(Data entries)
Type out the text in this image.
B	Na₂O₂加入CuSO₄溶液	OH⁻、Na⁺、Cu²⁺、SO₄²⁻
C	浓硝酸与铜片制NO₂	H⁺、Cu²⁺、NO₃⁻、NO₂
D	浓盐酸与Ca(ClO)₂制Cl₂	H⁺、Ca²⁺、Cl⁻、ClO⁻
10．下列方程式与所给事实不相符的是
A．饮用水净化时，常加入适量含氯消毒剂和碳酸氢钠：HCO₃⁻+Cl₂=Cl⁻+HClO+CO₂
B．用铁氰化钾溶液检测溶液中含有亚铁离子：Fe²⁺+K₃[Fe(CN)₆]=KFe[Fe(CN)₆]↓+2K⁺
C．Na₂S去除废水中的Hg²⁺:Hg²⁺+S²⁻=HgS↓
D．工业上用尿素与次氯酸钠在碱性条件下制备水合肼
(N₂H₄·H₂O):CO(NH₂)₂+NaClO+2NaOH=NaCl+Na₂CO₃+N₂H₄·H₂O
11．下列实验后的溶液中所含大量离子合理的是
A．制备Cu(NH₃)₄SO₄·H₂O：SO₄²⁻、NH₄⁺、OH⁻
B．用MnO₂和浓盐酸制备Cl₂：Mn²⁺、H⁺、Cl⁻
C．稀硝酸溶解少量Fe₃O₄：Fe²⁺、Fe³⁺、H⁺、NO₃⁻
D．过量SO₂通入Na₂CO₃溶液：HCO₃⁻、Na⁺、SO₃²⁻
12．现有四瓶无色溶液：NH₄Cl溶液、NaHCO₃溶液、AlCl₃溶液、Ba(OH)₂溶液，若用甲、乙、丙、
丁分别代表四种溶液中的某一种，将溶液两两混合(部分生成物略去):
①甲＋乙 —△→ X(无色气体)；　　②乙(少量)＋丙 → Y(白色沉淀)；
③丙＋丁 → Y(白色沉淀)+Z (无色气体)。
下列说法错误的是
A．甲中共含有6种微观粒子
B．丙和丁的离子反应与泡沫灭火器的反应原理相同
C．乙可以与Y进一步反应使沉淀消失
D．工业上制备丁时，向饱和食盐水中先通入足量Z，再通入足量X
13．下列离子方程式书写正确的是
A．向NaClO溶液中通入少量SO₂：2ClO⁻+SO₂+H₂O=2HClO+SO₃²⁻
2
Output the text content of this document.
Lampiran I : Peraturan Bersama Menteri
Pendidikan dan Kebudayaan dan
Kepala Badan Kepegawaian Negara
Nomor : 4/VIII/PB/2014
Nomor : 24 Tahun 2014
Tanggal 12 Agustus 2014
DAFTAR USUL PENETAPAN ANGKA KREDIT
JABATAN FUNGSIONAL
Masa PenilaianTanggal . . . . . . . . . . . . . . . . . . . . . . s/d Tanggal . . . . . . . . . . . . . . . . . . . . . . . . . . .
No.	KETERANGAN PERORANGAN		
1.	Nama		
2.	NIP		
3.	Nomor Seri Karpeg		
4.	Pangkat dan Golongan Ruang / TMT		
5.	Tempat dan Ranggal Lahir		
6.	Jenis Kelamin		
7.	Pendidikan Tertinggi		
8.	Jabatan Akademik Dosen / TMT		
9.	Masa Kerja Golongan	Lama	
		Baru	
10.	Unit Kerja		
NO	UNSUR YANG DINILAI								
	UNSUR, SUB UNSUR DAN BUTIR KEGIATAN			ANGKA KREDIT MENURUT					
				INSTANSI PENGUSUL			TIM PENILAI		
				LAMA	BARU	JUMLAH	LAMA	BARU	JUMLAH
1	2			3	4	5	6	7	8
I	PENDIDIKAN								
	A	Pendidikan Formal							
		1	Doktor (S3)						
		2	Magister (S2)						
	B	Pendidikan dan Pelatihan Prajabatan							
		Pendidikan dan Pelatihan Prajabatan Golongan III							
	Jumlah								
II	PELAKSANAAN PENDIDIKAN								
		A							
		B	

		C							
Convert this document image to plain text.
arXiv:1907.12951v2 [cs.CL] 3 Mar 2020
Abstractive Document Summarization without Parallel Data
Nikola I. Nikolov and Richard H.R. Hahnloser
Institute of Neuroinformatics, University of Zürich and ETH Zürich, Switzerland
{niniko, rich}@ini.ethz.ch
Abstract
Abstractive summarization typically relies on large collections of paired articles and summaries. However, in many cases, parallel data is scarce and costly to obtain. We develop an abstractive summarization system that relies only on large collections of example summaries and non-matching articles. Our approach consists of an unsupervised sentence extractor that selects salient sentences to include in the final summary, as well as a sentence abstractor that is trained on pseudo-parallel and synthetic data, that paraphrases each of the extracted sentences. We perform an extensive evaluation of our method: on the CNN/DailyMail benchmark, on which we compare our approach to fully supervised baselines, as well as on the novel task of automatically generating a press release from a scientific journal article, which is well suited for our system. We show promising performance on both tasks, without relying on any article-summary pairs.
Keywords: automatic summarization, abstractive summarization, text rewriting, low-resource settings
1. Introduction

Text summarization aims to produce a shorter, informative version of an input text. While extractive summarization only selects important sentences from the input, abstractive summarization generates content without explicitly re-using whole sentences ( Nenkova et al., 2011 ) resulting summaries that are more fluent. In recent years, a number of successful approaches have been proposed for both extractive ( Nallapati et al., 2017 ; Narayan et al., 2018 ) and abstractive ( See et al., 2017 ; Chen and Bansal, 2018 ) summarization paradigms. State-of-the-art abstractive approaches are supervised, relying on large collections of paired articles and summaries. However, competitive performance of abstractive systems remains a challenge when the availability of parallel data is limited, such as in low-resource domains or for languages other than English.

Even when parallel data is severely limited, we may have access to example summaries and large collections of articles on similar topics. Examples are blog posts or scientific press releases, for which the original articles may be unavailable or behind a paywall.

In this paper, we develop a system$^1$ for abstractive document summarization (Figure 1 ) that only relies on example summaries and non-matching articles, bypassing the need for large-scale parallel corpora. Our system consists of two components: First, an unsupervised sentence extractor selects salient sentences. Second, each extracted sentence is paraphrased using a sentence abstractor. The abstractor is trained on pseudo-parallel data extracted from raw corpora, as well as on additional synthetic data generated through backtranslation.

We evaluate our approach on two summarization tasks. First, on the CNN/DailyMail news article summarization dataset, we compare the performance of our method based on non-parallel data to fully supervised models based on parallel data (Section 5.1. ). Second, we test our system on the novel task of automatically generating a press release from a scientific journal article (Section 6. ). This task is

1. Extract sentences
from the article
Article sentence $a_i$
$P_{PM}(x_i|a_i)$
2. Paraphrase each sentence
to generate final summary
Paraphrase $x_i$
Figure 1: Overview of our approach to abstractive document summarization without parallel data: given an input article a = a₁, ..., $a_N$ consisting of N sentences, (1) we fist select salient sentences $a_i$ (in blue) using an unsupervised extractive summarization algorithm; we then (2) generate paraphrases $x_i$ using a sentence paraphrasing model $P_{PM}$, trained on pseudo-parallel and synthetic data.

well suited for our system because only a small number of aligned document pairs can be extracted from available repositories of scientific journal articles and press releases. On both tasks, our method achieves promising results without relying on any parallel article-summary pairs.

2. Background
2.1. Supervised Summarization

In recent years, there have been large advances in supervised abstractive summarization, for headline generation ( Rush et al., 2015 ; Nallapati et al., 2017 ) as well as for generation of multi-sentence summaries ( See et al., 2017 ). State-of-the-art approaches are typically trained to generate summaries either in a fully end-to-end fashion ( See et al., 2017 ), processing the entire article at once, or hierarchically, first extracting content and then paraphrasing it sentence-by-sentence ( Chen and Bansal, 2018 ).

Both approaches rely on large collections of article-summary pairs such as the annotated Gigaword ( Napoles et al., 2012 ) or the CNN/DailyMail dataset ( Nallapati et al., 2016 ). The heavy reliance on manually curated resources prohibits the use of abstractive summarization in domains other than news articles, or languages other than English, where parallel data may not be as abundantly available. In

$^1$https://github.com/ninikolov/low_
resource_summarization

Aim: Sift through the entries and copy every line with "Prajabatan".

Written answer:
	B	Pendidikan dan Pelatihan Prajabatan							
		Pendidikan dan Pelatihan Prajabatan Golongan III							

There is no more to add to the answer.